* Given problem: You are to retype all of the data exactly as it appears.

* Dataset rows:
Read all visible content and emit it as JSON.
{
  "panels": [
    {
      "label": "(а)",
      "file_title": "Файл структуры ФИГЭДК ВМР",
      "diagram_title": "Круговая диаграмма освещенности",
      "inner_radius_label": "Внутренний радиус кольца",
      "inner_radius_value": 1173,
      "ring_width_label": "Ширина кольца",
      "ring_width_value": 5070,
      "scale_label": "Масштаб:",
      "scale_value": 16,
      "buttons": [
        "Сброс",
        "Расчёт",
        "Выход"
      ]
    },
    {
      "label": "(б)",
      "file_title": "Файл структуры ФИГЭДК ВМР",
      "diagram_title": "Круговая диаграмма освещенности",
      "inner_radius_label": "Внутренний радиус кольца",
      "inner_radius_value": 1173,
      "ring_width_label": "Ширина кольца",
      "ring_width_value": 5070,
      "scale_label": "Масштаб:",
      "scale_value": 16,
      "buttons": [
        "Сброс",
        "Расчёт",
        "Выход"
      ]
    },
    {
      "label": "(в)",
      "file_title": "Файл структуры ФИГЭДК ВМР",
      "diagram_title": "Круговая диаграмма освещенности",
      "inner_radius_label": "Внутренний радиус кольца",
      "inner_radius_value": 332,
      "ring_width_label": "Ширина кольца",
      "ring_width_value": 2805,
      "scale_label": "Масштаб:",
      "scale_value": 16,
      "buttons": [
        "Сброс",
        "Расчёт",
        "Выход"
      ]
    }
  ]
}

* Correct response:
Read all visible content and emit it as JSON.
{
  "panels": [
    {
      "label": "(а)",
      "file_title": "Файл структуры ФИГЭДК ВМР",
      "diagram_title": "Круговая диаграмма освещенности",
      "inner_radius_label": "Внутренний радиус кольца",
      "inner_radius_value": 1173,
      "ring_width_label": "Ширина кольца",
      "ring_width_value": 5070,
      "scale_label": "Масштаб:",
      "scale_value": 16,
      "buttons": [
        "Сброс",
        "Расчёт",
        "Выход"
      ]
    },
    {
      "label": "(б)",
      "file_title": "Файл структуры ФИГЭДК ВМР",
      "diagram_title": "Круговая диаграмма освещенности",
      "inner_radius_label": "Внутренний радиус кольца",
      "inner_radius_value": 1173,
      "ring_width_label": "Ширина кольца",
      "ring_width_value": 5070,
      "scale_label": "Масштаб:",
      "scale_value": 16,
      "buttons": [
        "Сброс",
        "Расчёт",
        "Выход"
      ]
    },
    {
      "label": "(в)",
      "file_title": "Файл структуры ФИГЭДК ВМР",
      "diagram_title": "Круговая диаграмма освещенности",
      "inner_radius_label": "Внутренний радиус кольца",
      "inner_radius_value": 332,
      "ring_width_label": "Ширина кольца",
      "ring_width_value": 2805,
      "scale_label": "Масштаб:",
      "scale_value": 16,
      "buttons": [
        "Сброс",
        "Расчёт",
        "Выход"
      ]
    }
  ]
}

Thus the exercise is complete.